• Stated problem: Copy out each of the lines below word for word, leaving out the pictures.

==== Listing ====

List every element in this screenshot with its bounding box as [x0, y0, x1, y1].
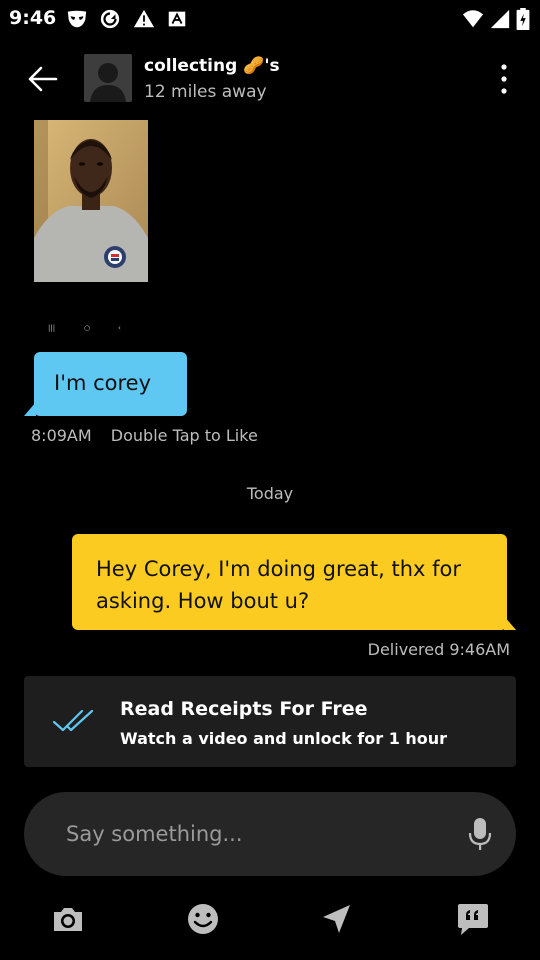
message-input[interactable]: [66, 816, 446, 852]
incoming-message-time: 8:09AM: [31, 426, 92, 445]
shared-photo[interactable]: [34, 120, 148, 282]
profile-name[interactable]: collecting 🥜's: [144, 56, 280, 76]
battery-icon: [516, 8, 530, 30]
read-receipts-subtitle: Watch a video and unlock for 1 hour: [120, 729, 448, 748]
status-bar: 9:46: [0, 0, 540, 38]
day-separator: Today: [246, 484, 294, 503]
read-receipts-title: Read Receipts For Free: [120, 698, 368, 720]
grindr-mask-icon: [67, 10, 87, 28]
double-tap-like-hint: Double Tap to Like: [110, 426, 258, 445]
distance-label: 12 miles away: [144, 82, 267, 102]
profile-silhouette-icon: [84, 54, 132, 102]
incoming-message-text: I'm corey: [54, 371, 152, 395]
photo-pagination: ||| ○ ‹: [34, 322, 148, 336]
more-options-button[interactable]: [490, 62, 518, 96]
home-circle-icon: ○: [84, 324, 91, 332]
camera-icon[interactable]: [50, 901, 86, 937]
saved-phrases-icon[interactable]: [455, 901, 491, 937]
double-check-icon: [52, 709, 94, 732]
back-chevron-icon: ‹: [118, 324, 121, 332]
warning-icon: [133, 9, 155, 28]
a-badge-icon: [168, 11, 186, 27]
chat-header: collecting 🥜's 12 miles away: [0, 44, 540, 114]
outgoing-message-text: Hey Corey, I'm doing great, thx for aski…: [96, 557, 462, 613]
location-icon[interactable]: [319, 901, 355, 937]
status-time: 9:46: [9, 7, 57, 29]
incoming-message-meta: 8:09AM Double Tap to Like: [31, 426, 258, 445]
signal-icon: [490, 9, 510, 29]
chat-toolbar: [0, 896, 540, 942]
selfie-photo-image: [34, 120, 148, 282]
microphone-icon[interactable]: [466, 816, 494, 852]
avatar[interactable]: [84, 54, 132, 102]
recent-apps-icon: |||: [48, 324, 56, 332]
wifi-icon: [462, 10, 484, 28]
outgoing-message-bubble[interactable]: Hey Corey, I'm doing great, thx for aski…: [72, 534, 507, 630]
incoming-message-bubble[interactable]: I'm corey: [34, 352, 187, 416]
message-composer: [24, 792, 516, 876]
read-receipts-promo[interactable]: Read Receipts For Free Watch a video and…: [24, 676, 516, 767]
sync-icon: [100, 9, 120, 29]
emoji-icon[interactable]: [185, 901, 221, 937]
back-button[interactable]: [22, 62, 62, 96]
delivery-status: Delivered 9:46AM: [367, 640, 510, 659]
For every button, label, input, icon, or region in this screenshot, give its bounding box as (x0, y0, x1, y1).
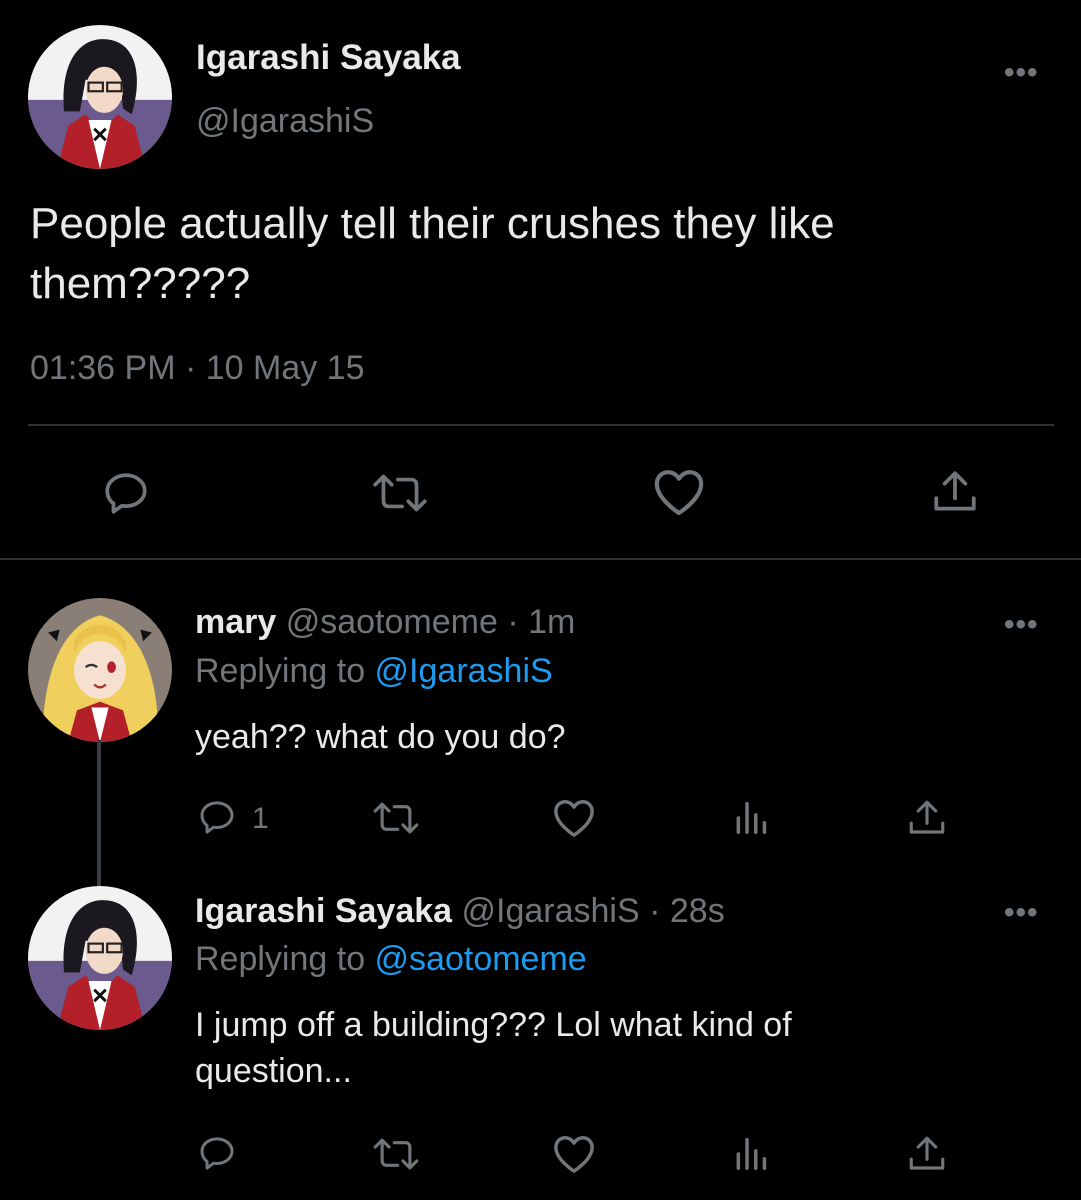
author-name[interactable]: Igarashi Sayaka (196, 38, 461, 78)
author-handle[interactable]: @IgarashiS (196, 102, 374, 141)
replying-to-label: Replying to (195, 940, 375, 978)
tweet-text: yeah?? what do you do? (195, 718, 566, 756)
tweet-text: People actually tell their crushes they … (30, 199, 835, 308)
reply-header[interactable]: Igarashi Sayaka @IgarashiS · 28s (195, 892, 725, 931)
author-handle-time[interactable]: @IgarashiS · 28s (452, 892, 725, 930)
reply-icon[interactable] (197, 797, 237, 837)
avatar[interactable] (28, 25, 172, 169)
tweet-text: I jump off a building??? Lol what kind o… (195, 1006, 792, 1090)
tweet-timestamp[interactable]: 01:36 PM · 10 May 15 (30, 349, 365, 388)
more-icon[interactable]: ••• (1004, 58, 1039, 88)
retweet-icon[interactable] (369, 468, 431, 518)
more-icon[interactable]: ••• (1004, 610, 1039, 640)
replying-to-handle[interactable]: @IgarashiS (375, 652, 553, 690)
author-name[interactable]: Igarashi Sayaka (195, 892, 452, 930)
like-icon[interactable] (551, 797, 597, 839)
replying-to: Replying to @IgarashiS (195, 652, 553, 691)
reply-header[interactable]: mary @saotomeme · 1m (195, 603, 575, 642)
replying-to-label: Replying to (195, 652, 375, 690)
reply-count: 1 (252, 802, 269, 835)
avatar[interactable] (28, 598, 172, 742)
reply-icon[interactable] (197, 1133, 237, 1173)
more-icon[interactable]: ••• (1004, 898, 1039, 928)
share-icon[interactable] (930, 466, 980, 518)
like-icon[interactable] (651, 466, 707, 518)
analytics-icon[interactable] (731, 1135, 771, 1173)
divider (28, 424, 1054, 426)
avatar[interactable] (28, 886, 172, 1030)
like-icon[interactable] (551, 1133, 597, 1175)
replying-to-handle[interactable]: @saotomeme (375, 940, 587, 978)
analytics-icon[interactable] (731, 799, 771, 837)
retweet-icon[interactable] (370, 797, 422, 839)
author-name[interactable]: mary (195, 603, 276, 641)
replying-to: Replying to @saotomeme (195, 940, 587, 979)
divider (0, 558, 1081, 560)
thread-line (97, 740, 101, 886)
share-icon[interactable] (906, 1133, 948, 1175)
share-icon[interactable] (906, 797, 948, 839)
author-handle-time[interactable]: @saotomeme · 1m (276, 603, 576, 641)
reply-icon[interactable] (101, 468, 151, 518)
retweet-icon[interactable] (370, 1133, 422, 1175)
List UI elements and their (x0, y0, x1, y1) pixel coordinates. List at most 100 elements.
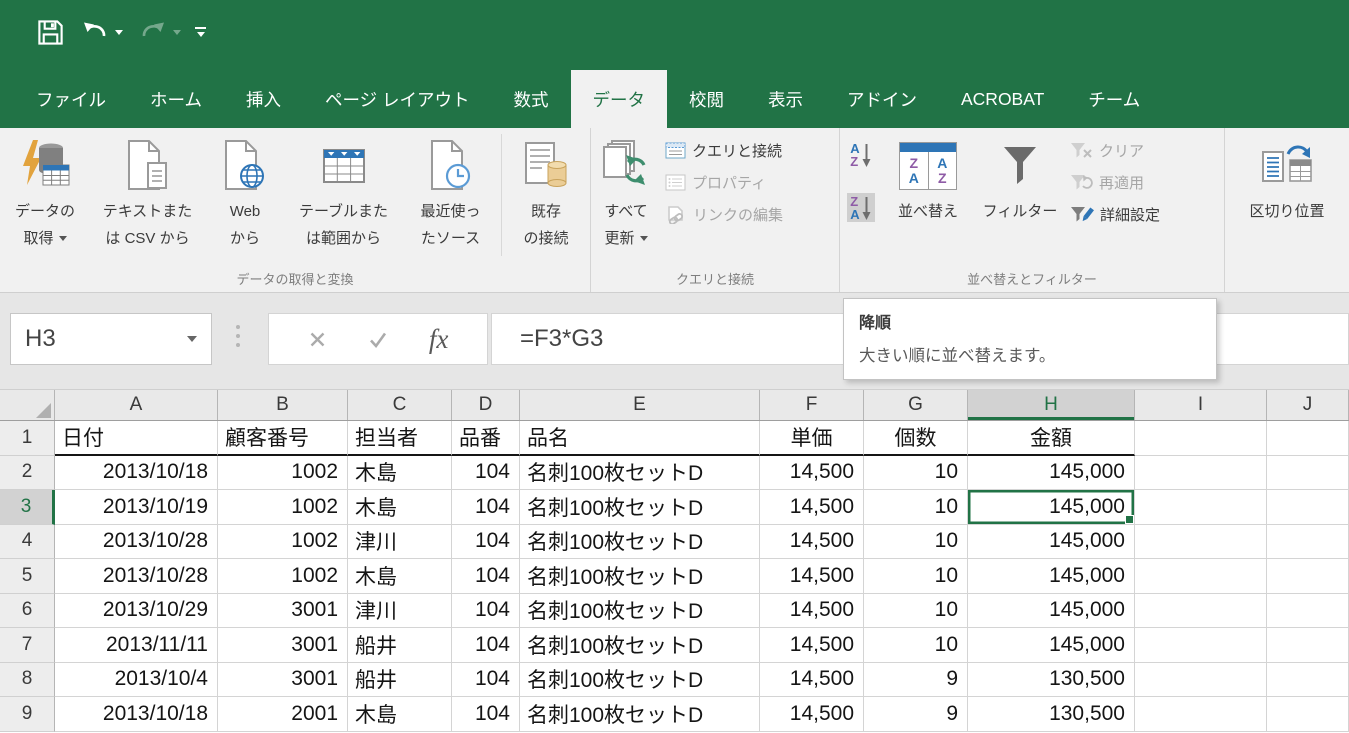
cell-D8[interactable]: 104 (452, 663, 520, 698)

====

• Exercise result:
List every element in this screenshot with its bounding box as [x0, y0, x1, y1].
message-input[interactable]: [66, 816, 446, 852]
incoming-message-time: 8:09AM: [31, 426, 92, 445]
shared-photo[interactable]: [34, 120, 148, 282]
profile-name[interactable]: collecting 🥜's: [144, 56, 280, 76]
battery-icon: [516, 8, 530, 30]
read-receipts-subtitle: Watch a video and unlock for 1 hour: [120, 729, 448, 748]
status-bar: 9:46: [0, 0, 540, 38]
day-separator: Today: [246, 484, 294, 503]
read-receipts-title: Read Receipts For Free: [120, 698, 368, 720]
grindr-mask-icon: [67, 10, 87, 28]
double-tap-like-hint: Double Tap to Like: [110, 426, 258, 445]
distance-label: 12 miles away: [144, 82, 267, 102]
profile-silhouette-icon: [84, 54, 132, 102]
incoming-message-text: I'm corey: [54, 371, 152, 395]
photo-pagination: ||| ○ ‹: [34, 322, 148, 336]
more-options-button[interactable]: [490, 62, 518, 96]
home-circle-icon: ○: [84, 324, 91, 332]
camera-icon[interactable]: [50, 901, 86, 937]
saved-phrases-icon[interactable]: [455, 901, 491, 937]
double-check-icon: [52, 709, 94, 732]
back-chevron-icon: ‹: [118, 324, 121, 332]
warning-icon: [133, 9, 155, 28]
a-badge-icon: [168, 11, 186, 27]
chat-header: collecting 🥜's 12 miles away: [0, 44, 540, 114]
outgoing-message-text: Hey Corey, I'm doing great, thx for aski…: [96, 557, 462, 613]
location-icon[interactable]: [319, 901, 355, 937]
status-time: 9:46: [9, 7, 57, 29]
incoming-message-meta: 8:09AM Double Tap to Like: [31, 426, 258, 445]
signal-icon: [490, 9, 510, 29]
chat-toolbar: [0, 896, 540, 942]
selfie-photo-image: [34, 120, 148, 282]
microphone-icon[interactable]: [466, 816, 494, 852]
avatar[interactable]: [84, 54, 132, 102]
recent-apps-icon: |||: [48, 324, 56, 332]
wifi-icon: [462, 10, 484, 28]
outgoing-message-bubble[interactable]: Hey Corey, I'm doing great, thx for aski…: [72, 534, 507, 630]
incoming-message-bubble[interactable]: I'm corey: [34, 352, 187, 416]
message-composer: [24, 792, 516, 876]
read-receipts-promo[interactable]: Read Receipts For Free Watch a video and…: [24, 676, 516, 767]
sync-icon: [100, 9, 120, 29]
emoji-icon[interactable]: [185, 901, 221, 937]
back-button[interactable]: [22, 62, 62, 96]
delivery-status: Delivered 9:46AM: [367, 640, 510, 659]
For every button, label, input, icon, or region in this screenshot, give its bounding box as (x0, y0, x1, y1).
author-name[interactable]: Igarashi Sayaka (196, 38, 461, 78)
author-handle[interactable]: @IgarashiS (196, 102, 374, 141)
replying-to-label: Replying to (195, 940, 375, 978)
tweet-text: yeah?? what do you do? (195, 718, 566, 756)
tweet-text: People actually tell their crushes they … (30, 199, 835, 308)
reply-header[interactable]: Igarashi Sayaka @IgarashiS · 28s (195, 892, 725, 931)
author-handle-time[interactable]: @IgarashiS · 28s (452, 892, 725, 930)
reply-icon[interactable] (197, 797, 237, 837)
avatar[interactable] (28, 25, 172, 169)
tweet-text: I jump off a building??? Lol what kind o… (195, 1006, 792, 1090)
tweet-timestamp[interactable]: 01:36 PM · 10 May 15 (30, 349, 365, 388)
more-icon[interactable]: ••• (1004, 58, 1039, 88)
retweet-icon[interactable] (369, 468, 431, 518)
more-icon[interactable]: ••• (1004, 610, 1039, 640)
replying-to-handle[interactable]: @IgarashiS (375, 652, 553, 690)
author-name[interactable]: Igarashi Sayaka (195, 892, 452, 930)
like-icon[interactable] (551, 797, 597, 839)
replying-to: Replying to @IgarashiS (195, 652, 553, 691)
reply-header[interactable]: mary @saotomeme · 1m (195, 603, 575, 642)
replying-to-label: Replying to (195, 652, 375, 690)
reply-count: 1 (252, 802, 269, 835)
avatar[interactable] (28, 598, 172, 742)
reply-icon[interactable] (197, 1133, 237, 1173)
more-icon[interactable]: ••• (1004, 898, 1039, 928)
share-icon[interactable] (930, 466, 980, 518)
like-icon[interactable] (651, 466, 707, 518)
analytics-icon[interactable] (731, 1135, 771, 1173)
divider (28, 424, 1054, 426)
avatar[interactable] (28, 886, 172, 1030)
like-icon[interactable] (551, 1133, 597, 1175)
replying-to-handle[interactable]: @saotomeme (375, 940, 587, 978)
analytics-icon[interactable] (731, 799, 771, 837)
retweet-icon[interactable] (370, 797, 422, 839)
author-name[interactable]: mary (195, 603, 276, 641)
replying-to: Replying to @saotomeme (195, 940, 587, 979)
divider (0, 558, 1081, 560)
thread-line (97, 740, 101, 886)
share-icon[interactable] (906, 1133, 948, 1175)
share-icon[interactable] (906, 797, 948, 839)
author-handle-time[interactable]: @saotomeme · 1m (276, 603, 576, 641)
reply-icon[interactable] (101, 468, 151, 518)
retweet-icon[interactable] (370, 1133, 422, 1175)
List UI elements and their (x0, y0, x1, y1) pixel coordinates. List at most 100 elements.
cell-D8[interactable]: 104 (452, 663, 520, 698)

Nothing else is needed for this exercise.